GIVEN EXERCISE:
Establish how many lines in the material include the string "expansión" and report it as a lone number.
[start of DATASET RECORDS]
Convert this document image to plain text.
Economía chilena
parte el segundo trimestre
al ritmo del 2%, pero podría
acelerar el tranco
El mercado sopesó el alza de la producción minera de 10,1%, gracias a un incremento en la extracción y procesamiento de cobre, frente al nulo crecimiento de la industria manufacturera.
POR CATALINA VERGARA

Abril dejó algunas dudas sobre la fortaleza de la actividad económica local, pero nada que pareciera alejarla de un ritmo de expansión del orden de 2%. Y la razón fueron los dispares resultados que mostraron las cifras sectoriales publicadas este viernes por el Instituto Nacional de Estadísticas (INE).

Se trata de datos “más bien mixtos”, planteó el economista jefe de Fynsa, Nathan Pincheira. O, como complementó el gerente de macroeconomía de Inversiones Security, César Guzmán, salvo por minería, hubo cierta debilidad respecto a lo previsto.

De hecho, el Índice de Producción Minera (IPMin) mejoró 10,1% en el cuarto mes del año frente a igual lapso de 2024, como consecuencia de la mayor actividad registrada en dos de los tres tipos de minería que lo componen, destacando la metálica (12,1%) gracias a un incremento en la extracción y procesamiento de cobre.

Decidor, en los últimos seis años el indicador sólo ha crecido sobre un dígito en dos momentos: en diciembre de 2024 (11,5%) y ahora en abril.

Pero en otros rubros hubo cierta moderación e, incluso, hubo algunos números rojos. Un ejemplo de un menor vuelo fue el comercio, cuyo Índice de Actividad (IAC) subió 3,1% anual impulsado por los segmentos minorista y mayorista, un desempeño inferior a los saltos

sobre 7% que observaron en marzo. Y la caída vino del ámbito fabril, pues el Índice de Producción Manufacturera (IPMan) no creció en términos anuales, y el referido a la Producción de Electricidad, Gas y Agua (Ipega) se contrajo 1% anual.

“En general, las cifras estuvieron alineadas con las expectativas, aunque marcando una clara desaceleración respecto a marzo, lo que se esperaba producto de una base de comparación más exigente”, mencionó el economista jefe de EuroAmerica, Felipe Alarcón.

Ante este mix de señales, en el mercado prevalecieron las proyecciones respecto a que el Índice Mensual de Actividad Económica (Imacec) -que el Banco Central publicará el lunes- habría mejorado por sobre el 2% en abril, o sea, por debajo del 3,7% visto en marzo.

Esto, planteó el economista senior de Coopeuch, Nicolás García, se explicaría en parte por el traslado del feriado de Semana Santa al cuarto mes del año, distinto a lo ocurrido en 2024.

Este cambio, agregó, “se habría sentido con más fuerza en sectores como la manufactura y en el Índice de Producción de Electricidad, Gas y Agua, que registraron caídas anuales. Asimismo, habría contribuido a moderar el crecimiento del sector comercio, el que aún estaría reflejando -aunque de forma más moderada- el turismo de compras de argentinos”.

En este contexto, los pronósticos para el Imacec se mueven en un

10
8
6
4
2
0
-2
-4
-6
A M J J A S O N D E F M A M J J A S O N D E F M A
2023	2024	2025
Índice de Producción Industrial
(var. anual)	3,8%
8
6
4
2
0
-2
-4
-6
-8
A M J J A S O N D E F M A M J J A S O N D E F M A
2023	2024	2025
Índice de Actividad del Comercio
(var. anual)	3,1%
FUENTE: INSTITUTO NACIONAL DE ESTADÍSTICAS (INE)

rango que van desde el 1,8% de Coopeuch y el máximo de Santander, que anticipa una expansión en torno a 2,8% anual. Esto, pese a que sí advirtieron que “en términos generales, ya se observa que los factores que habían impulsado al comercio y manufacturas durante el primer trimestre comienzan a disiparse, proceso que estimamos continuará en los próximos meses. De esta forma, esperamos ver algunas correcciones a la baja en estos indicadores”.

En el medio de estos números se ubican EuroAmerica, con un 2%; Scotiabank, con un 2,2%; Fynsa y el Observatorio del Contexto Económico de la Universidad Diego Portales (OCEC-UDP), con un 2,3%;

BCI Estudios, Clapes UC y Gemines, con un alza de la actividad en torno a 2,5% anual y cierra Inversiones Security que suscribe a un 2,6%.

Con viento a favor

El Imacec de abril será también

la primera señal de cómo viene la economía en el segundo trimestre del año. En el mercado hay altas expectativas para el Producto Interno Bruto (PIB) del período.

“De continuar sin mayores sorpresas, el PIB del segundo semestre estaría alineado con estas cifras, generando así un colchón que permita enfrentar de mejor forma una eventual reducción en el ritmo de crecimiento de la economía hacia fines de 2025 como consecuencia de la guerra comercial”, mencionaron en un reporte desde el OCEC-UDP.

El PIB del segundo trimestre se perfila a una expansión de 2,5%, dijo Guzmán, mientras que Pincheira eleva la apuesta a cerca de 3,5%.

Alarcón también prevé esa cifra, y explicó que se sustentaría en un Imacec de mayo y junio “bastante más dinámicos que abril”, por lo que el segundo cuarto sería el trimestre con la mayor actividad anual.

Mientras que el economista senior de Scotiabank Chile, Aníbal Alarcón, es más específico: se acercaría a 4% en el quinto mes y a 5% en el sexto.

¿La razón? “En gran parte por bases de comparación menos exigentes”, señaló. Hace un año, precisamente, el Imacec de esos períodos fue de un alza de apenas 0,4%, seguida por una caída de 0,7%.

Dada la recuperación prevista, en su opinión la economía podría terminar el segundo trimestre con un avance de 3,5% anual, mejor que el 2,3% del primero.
[end of DATASET RECORDS]
COMPLETE ANSWER:
3